-------- Material supplied

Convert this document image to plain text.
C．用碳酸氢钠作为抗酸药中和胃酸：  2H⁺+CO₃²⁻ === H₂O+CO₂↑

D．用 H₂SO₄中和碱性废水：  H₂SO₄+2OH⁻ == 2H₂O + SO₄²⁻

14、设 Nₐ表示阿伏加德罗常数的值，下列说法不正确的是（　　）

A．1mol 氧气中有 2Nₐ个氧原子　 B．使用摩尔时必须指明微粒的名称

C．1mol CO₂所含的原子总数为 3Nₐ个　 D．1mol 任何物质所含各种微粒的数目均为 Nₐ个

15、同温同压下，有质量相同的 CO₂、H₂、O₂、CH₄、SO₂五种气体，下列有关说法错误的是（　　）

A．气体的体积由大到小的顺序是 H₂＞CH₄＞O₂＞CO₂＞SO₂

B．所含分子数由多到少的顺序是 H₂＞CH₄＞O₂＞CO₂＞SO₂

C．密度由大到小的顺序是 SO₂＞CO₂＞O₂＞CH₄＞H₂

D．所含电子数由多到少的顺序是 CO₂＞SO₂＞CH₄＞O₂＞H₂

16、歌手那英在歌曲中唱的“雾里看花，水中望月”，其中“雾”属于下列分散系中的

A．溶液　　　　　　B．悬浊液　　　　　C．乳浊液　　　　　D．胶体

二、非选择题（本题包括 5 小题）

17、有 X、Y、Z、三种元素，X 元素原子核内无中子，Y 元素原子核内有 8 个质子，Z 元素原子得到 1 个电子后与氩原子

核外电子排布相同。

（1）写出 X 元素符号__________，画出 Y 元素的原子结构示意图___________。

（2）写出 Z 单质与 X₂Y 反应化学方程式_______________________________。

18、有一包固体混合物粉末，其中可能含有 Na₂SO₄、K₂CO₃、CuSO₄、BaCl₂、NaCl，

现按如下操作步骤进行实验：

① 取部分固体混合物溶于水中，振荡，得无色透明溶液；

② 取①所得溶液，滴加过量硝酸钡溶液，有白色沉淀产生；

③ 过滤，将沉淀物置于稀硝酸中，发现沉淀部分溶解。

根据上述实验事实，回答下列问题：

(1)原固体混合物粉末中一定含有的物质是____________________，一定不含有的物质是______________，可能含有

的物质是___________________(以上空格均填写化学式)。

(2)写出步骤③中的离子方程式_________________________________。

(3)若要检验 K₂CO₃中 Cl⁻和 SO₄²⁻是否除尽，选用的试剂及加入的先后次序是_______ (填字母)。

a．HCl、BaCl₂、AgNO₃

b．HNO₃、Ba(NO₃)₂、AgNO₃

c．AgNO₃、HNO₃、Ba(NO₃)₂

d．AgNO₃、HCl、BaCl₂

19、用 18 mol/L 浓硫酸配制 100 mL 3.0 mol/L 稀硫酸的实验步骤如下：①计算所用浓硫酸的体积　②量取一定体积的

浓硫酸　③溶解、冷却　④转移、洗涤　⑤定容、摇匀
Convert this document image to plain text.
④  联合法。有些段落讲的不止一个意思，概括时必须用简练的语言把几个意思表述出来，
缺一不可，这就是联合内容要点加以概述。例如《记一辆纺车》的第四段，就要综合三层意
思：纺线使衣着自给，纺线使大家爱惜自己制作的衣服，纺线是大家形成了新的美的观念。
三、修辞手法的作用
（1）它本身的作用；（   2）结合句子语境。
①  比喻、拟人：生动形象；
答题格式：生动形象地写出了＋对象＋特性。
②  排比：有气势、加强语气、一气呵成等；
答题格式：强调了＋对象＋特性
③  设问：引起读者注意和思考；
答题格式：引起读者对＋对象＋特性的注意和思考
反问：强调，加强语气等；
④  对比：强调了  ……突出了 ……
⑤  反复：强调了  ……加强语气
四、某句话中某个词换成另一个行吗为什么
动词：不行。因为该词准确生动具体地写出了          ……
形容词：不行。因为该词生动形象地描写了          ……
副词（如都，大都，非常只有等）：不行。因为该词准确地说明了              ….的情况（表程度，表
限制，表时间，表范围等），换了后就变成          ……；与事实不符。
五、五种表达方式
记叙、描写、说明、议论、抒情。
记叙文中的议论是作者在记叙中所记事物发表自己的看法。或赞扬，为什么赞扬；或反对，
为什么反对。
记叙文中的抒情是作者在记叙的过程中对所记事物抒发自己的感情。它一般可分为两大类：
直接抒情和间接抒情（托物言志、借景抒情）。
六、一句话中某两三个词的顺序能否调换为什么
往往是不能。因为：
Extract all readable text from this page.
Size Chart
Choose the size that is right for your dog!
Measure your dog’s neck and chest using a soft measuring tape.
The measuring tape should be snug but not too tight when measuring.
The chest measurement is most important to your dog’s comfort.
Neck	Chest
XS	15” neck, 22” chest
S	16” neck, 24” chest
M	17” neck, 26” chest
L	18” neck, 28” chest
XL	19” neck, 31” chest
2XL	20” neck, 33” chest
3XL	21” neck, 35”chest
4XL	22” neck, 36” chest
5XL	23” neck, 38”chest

----------------

## Your goal
Each line from the one containing "Extract all readable text from this page." to the final line of the entries above must be returned exactly, and no other line may appear.

## Reply
Extract all readable text from this page.
Size Chart
Choose the size that is right for your dog!
Measure your dog’s neck and chest using a soft measuring tape.
The measuring tape should be snug but not too tight when measuring.
The chest measurement is most important to your dog’s comfort.
Neck	Chest
XS	15” neck, 22” chest
S	16” neck, 24” chest
M	17” neck, 26” chest
L	18” neck, 28” chest
XL	19” neck, 31” chest
2XL	20” neck, 33” chest
3XL	21” neck, 35”chest
4XL	22” neck, 36” chest
5XL	23” neck, 38”chest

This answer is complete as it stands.